Requirement 1: Render the listing as a Markdown table with the columns Row and Line, covering the lines from the first line of the listing through the line containing "menu-tools[interactable]: Tools: [508, 43, 568, 71]". Omit blank lines.

#### Provided text ####

Interestingly, we found a trade-off between SOC and biomass carbon dynamics among different planted tree species (Fig. 3d). For the species with a fast increase of Δ(biomass density) (e.g., L. gmelinii and P. sylvestris var. mongholica), ΔSOCD showed a large decrease along the soil nitrogen gradient. In contrast, for species with a slow increase of Δ(biomass density) (e.g., P. tabuliformis), ΔSOCD only showed a small decrease with increasing STND. These results further suggest that increasing plant biomass may induce soil carbon loss due to nutrient acquisition.

####

Requirement 2: Extend the passage on soil and biomass carbon trade-offs in planted tree species, picking up after its final sentence.

#### Dataset extract ####

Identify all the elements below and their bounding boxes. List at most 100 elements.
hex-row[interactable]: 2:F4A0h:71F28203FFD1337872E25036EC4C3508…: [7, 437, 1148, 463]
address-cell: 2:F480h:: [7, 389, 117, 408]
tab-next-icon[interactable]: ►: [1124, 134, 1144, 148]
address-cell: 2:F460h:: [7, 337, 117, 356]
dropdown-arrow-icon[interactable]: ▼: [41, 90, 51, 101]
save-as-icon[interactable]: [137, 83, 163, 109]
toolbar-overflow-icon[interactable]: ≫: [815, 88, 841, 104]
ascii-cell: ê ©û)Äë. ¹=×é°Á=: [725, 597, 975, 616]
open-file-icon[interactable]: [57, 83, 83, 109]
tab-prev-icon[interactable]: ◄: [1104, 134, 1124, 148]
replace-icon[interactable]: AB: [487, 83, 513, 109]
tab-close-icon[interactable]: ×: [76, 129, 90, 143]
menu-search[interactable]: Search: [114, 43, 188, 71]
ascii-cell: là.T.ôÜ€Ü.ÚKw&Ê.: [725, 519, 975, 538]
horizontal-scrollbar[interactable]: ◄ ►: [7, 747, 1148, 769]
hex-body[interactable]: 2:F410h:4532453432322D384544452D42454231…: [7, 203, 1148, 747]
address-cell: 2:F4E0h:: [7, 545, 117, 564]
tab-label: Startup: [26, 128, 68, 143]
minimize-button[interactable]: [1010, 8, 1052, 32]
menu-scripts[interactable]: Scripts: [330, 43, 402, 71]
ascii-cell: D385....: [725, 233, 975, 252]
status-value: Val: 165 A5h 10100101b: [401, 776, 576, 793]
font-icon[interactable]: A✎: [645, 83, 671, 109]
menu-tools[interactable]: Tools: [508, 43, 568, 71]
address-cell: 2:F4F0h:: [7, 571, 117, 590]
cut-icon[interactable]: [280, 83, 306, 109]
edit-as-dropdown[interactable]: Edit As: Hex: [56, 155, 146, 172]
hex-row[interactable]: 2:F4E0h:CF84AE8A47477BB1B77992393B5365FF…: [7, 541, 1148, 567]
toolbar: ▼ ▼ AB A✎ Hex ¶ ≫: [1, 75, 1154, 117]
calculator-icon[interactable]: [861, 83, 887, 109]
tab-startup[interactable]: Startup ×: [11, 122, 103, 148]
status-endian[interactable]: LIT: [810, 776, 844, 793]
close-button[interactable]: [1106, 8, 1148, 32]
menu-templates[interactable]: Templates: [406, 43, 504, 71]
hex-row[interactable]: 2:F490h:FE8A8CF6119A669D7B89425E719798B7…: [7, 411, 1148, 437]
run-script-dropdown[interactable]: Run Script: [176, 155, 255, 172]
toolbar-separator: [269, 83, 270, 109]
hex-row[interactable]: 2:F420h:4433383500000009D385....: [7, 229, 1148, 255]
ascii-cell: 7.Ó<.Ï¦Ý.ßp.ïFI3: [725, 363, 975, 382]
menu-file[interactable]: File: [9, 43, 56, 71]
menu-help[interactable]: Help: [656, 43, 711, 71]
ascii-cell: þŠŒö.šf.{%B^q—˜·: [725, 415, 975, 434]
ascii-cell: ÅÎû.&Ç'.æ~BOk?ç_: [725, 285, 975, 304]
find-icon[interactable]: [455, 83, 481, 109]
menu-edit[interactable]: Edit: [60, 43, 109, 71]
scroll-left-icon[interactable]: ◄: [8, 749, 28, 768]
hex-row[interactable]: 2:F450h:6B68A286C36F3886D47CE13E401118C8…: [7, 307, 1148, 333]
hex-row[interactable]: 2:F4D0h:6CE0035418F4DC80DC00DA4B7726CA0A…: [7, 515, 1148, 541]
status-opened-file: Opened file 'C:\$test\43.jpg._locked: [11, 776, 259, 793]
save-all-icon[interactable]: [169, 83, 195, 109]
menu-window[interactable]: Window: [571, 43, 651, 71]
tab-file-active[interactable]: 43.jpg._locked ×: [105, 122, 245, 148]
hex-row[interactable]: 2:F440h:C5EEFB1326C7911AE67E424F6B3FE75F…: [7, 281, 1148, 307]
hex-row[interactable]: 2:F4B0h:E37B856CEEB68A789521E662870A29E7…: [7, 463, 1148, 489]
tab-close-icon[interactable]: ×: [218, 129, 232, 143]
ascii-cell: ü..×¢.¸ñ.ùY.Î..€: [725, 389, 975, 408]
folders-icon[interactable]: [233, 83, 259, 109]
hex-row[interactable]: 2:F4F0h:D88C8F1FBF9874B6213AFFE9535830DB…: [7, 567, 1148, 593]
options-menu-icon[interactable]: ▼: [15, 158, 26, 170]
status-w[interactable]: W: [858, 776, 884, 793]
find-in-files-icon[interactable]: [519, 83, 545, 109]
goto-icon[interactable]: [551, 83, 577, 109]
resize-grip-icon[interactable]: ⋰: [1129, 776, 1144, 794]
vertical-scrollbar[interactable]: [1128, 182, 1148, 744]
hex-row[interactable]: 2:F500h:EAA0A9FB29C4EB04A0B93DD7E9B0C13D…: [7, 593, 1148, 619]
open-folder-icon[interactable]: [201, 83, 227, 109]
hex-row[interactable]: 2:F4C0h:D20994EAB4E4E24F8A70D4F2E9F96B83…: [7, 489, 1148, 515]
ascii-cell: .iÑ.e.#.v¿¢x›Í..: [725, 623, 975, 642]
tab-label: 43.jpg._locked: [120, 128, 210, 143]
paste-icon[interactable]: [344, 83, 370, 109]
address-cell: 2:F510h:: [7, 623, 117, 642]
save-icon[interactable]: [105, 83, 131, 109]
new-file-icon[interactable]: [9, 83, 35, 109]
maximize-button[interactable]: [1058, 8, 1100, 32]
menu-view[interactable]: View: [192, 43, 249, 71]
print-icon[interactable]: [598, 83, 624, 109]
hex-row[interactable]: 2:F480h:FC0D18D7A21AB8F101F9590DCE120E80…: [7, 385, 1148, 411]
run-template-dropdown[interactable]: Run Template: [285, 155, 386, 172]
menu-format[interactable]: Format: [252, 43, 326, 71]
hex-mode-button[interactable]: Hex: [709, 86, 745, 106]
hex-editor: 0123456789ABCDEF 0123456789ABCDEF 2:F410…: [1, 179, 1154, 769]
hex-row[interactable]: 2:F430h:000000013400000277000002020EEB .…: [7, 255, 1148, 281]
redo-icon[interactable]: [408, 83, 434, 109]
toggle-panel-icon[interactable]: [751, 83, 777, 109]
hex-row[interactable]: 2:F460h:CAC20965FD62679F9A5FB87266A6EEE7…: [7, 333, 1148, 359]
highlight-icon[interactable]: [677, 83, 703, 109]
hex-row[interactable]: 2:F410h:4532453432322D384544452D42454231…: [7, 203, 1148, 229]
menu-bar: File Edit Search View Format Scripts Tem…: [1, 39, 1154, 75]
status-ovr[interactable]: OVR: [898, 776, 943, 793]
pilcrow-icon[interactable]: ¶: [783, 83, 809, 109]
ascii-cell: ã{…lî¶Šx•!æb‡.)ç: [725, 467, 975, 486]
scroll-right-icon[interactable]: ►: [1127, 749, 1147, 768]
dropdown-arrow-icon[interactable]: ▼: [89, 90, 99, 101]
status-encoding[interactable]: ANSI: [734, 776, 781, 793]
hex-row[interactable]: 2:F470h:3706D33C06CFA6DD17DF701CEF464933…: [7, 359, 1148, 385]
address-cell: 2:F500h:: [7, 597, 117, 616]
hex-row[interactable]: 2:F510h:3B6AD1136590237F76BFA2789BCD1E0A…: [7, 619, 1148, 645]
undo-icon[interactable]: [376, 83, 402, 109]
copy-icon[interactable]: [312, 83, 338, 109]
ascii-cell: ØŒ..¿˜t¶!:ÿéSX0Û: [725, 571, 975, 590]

####

Final answer 1:
| Row | Line |
|---|---|
| 1 | Identify all the elements below and their bounding boxes. List at most 100 elements. |
| 2 | hex-row[interactable]: 2:F4A0h:71F28203FFD1337872E25036EC4C3508…: [7, 437, 1148, 463] |
| 3 | address-cell: 2:F480h:: [7, 389, 117, 408] |
| 4 | tab-next-icon[interactable]: ►: [1124, 134, 1144, 148] |
| 5 | address-cell: 2:F460h:: [7, 337, 117, 356] |
| 6 | dropdown-arrow-icon[interactable]: ▼: [41, 90, 51, 101] |
| 7 | save-as-icon[interactable]: [137, 83, 163, 109] |
| 8 | toolbar-overflow-icon[interactable]: ≫: [815, 88, 841, 104] |
| 9 | ascii-cell: ê ©û)Äë. ¹=×é°Á=: [725, 597, 975, 616] |
| 10 | open-file-icon[interactable]: [57, 83, 83, 109] |
| 11 | tab-prev-icon[interactable]: ◄: [1104, 134, 1124, 148] |
| 12 | replace-icon[interactable]: AB: [487, 83, 513, 109] |
| 13 | tab-close-icon[interactable]: ×: [76, 129, 90, 143] |
| 14 | menu-search[interactable]: Search: [114, 43, 188, 71] |
| 15 | ascii-cell: là.T.ôÜ€Ü.ÚKw&Ê.: [725, 519, 975, 538] |
| 16 | horizontal-scrollbar[interactable]: ◄ ►: [7, 747, 1148, 769] |
| 17 | hex-body[interactable]: 2:F410h:4532453432322D384544452D42454231…: [7, 203, 1148, 747] |
| 18 | address-cell: 2:F4E0h:: [7, 545, 117, 564] |
| 19 | tab-label: Startup: [26, 128, 68, 143] |
| 20 | minimize-button[interactable]: [1010, 8, 1052, 32] |
| 21 | menu-scripts[interactable]: Scripts: [330, 43, 402, 71] |
| 22 | ascii-cell: D385....: [725, 233, 975, 252] |
| 23 | status-value: Val: 165 A5h 10100101b: [401, 776, 576, 793] |
| 24 | font-icon[interactable]: A✎: [645, 83, 671, 109] |
| 25 | menu-tools[interactable]: Tools: [508, 43, 568, 71] |

Final answer 2:
Discussion

This study provides a comprehensive assessment of forestation-induced carbon sequestration through a large-scale pairwise field investigation involving both plant biomass and SOC. Using strict paired design and widespread survey of 25,304 trees and 11,700 soil samples, our study found that forestation in northern China over the past few decades has contributed to a large carbon sink of 913.19 Tg C, with 74% coming from the biomass and 26% from SOC. From the first implementation of TNSDP in 1978 to the sampling year 2012, the mean annual carbon sequestration due to forestation in northern China has reached 26.86 Tg C year-1. Such a value equates to 10.3% of the terrestrial carbon sink in China (0.26 Pg C year−1, based on ref. 25) and 14.9–19.2% of the forest carbon sink in China (0.14–0.18 Pg C year-1, based on ref. 18). These results suggest that forestation can create a considerable carbon sink and is a potential solution to the problem of increasing atmospheric CO2 concentrations.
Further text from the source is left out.